• _WHAT YOU ARE ASKED TO DO_: Scan the data below and pick out the lines containing the word "Registration".

-- START OF PROVIDED RECORDS --

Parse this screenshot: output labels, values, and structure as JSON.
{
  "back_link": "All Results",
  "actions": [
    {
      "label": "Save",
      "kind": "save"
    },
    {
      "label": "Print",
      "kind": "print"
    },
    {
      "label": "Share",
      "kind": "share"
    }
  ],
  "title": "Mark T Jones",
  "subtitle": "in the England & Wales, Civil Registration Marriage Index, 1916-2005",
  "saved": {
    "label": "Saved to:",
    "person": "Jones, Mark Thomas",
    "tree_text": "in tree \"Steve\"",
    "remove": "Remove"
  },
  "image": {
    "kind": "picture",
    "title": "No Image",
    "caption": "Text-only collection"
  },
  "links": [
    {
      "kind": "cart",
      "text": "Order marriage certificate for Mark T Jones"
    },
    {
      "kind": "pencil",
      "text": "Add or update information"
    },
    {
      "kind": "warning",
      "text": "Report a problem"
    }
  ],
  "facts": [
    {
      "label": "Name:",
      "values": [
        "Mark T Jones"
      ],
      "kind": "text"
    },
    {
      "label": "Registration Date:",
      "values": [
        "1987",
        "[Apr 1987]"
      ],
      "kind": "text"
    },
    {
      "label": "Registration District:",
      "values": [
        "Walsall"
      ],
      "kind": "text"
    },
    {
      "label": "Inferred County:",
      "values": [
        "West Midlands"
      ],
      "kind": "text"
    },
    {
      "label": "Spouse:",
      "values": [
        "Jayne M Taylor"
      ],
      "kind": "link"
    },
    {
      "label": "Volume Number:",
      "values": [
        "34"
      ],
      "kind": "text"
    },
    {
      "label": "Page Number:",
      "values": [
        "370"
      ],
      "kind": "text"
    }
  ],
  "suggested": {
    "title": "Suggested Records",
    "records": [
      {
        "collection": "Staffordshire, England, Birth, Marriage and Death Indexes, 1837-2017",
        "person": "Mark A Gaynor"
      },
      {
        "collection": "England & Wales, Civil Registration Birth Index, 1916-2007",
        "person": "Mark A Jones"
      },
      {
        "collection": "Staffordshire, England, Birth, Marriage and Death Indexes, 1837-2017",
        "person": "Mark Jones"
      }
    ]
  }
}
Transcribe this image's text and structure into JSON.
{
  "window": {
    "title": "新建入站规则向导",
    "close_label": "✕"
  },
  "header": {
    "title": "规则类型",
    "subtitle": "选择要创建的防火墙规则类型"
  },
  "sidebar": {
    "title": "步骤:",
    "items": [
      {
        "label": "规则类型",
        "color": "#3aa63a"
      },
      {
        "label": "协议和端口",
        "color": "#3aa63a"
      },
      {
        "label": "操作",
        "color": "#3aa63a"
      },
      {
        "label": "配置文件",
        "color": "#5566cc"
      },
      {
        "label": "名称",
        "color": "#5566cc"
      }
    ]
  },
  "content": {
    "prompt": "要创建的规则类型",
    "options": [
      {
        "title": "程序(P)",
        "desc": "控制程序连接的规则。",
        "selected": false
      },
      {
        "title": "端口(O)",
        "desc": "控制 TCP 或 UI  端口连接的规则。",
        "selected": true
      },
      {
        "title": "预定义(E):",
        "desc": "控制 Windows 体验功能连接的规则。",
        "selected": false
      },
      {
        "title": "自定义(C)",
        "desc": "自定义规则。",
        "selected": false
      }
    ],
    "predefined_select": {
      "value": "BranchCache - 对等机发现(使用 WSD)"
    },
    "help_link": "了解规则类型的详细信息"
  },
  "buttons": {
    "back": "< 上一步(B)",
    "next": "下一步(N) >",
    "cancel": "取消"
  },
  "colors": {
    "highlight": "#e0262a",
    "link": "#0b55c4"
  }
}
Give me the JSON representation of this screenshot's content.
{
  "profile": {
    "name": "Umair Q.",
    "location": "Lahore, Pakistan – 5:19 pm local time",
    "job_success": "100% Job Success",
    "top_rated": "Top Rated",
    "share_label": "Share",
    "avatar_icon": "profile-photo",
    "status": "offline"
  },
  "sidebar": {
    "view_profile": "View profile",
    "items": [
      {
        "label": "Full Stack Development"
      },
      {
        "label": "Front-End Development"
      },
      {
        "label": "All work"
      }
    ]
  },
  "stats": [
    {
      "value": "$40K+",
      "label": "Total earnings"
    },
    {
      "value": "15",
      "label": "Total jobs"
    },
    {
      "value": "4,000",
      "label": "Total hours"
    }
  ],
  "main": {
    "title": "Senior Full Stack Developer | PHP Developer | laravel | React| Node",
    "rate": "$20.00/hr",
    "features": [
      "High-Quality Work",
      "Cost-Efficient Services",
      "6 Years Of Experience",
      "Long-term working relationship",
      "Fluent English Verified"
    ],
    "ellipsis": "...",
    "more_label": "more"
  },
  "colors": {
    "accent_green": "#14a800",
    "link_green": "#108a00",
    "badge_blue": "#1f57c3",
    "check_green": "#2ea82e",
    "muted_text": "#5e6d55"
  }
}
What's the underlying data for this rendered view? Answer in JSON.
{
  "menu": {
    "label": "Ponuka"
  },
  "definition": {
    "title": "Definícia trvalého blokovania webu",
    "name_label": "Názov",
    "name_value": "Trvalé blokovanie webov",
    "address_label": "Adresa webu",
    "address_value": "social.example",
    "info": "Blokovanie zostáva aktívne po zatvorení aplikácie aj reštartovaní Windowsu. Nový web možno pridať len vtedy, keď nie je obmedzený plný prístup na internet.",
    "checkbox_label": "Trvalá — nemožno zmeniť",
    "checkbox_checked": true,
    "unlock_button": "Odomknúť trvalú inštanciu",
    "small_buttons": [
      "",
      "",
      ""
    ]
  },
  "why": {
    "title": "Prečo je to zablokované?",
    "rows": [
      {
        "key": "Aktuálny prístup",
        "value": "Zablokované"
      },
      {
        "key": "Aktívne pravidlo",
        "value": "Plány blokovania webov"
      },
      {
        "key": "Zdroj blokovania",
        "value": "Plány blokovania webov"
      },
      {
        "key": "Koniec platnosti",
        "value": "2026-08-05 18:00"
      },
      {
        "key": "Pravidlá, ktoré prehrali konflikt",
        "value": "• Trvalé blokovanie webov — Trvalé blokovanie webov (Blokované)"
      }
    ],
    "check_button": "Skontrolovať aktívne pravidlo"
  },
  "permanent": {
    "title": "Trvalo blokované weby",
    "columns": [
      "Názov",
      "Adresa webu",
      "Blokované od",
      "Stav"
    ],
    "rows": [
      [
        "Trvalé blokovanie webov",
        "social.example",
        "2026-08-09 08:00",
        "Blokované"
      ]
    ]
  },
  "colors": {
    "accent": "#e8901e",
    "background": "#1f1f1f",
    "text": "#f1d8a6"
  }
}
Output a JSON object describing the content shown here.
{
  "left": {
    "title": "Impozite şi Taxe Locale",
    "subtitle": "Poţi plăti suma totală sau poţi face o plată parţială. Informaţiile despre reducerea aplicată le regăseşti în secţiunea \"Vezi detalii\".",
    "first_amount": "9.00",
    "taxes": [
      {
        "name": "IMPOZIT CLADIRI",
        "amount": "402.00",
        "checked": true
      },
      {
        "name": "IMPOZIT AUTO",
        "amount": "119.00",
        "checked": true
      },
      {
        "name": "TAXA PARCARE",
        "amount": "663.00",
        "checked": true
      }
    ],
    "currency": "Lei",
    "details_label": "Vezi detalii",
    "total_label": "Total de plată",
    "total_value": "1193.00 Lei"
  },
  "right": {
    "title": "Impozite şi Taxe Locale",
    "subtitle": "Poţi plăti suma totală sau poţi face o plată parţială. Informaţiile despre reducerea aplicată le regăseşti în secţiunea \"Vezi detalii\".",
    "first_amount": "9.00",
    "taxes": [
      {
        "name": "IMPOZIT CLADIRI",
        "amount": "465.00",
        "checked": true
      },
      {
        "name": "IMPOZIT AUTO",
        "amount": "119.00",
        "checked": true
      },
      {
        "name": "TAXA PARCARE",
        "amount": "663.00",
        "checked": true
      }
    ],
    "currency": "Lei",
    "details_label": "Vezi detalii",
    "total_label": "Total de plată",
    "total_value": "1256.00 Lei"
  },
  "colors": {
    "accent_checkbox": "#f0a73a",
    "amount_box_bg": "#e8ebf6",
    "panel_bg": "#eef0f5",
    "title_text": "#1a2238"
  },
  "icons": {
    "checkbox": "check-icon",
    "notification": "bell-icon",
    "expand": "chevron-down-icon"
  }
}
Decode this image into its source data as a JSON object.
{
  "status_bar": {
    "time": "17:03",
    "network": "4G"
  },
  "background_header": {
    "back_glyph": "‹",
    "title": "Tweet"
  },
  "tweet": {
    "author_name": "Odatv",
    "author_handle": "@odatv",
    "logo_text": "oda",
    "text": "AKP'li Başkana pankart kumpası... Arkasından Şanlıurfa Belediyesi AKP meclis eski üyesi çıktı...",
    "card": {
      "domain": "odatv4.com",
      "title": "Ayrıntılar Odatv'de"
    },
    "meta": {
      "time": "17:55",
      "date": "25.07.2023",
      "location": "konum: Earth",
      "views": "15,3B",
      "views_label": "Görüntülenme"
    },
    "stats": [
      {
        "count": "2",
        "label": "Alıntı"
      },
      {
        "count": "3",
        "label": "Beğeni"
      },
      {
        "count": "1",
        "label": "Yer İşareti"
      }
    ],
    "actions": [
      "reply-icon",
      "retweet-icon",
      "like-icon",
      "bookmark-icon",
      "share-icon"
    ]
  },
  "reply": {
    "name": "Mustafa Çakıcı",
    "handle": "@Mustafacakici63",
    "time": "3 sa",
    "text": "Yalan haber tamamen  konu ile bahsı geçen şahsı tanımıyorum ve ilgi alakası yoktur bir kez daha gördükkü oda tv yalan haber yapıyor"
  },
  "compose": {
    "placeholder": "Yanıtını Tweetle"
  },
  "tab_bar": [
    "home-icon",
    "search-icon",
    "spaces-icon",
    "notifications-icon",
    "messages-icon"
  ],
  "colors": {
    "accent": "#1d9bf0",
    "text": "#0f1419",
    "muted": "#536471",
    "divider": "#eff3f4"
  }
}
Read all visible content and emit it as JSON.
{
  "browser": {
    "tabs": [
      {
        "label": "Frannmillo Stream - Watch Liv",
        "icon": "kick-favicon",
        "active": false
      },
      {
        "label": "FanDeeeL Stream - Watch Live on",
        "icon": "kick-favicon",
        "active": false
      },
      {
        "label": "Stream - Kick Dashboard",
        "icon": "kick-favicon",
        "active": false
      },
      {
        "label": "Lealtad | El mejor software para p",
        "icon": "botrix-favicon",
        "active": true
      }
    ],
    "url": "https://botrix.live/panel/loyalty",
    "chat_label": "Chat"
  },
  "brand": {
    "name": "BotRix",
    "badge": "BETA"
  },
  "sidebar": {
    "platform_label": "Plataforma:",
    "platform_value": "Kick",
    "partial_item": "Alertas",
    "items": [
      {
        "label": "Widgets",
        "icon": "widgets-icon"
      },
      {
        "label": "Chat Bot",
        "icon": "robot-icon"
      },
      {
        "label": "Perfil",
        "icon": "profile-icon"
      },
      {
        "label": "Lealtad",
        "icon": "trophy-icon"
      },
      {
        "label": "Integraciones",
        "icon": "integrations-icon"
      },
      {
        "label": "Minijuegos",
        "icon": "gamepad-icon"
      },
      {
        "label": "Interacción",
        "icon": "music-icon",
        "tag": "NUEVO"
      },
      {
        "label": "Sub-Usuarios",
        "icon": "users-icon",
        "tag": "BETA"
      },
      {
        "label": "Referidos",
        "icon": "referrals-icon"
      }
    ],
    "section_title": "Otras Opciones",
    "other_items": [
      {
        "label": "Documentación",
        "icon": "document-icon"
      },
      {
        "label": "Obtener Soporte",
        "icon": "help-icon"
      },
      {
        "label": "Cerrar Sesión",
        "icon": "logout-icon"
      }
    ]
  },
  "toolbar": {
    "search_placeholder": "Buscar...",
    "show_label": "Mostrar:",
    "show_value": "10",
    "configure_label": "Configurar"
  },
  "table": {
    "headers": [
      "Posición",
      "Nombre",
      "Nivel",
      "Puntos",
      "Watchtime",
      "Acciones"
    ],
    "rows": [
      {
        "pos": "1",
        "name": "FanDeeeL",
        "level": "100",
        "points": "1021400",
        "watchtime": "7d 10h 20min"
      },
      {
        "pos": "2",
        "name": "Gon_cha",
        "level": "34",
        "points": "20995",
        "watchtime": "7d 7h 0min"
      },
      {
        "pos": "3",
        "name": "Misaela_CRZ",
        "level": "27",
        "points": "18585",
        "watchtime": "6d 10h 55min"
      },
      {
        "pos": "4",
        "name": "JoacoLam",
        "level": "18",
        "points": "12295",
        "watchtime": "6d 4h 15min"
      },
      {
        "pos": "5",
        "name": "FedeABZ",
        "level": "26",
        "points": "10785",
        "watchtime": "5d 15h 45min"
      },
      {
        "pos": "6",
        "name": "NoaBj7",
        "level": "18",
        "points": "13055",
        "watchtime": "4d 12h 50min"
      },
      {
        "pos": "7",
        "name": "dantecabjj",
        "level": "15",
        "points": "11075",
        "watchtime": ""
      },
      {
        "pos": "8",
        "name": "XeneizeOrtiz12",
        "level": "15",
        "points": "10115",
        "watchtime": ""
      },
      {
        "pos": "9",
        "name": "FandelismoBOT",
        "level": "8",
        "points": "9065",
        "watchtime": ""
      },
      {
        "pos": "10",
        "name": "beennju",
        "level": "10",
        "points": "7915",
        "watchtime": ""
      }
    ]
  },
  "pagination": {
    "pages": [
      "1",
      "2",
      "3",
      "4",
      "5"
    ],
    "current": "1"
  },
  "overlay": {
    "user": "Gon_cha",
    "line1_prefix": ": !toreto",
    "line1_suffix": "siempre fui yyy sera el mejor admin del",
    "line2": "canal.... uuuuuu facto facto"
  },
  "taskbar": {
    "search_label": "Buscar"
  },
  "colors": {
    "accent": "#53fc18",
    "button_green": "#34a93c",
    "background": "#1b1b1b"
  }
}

-- END OF PROVIDED RECORDS --

• _THE SOLUTION_:
  "subtitle": "in the England & Wales, Civil Registration Marriage Index, 1916-2005",
      "label": "Registration Date:",
      "label": "Registration District:",
        "collection": "England & Wales, Civil Registration Birth Index, 1916-2007",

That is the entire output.